» Problem to solve:
Scan the data below and pick out the lines containing the word "Lewandowski".
==========
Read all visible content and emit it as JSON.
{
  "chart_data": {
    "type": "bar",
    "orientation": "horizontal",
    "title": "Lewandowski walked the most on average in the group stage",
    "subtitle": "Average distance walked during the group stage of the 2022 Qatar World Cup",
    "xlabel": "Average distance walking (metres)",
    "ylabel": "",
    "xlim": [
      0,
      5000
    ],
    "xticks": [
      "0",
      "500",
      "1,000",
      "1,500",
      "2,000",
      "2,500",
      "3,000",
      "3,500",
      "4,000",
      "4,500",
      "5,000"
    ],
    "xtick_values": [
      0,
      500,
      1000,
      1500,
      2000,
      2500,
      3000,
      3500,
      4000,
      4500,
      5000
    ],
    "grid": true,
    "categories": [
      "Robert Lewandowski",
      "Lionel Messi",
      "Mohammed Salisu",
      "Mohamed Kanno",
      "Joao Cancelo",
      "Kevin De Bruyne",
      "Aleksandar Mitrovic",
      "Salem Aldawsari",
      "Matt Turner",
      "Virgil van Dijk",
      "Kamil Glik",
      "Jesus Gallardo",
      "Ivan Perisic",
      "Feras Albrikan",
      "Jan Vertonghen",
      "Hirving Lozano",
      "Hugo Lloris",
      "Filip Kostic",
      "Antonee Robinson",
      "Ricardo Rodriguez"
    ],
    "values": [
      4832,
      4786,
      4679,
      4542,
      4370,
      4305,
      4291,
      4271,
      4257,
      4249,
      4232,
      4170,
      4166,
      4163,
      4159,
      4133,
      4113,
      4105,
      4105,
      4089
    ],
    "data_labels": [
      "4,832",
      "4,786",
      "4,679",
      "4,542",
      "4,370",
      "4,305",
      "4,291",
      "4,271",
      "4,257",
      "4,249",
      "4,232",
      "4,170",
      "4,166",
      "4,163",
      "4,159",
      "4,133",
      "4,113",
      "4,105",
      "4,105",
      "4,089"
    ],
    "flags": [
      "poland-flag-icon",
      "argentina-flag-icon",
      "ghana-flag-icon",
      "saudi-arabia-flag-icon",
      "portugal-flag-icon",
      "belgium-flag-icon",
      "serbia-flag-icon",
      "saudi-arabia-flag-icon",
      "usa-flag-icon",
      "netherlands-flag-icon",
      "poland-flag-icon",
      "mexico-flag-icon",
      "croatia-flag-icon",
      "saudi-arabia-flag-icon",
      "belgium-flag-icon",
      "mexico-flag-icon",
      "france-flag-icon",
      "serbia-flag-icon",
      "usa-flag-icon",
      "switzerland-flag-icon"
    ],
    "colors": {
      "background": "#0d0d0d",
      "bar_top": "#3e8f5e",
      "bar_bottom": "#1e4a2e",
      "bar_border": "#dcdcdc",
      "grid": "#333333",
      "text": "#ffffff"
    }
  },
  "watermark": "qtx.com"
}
==========
» Answer to this task:
    "title": "Lewandowski walked the most on average in the group stage",
      "Robert Lewandowski",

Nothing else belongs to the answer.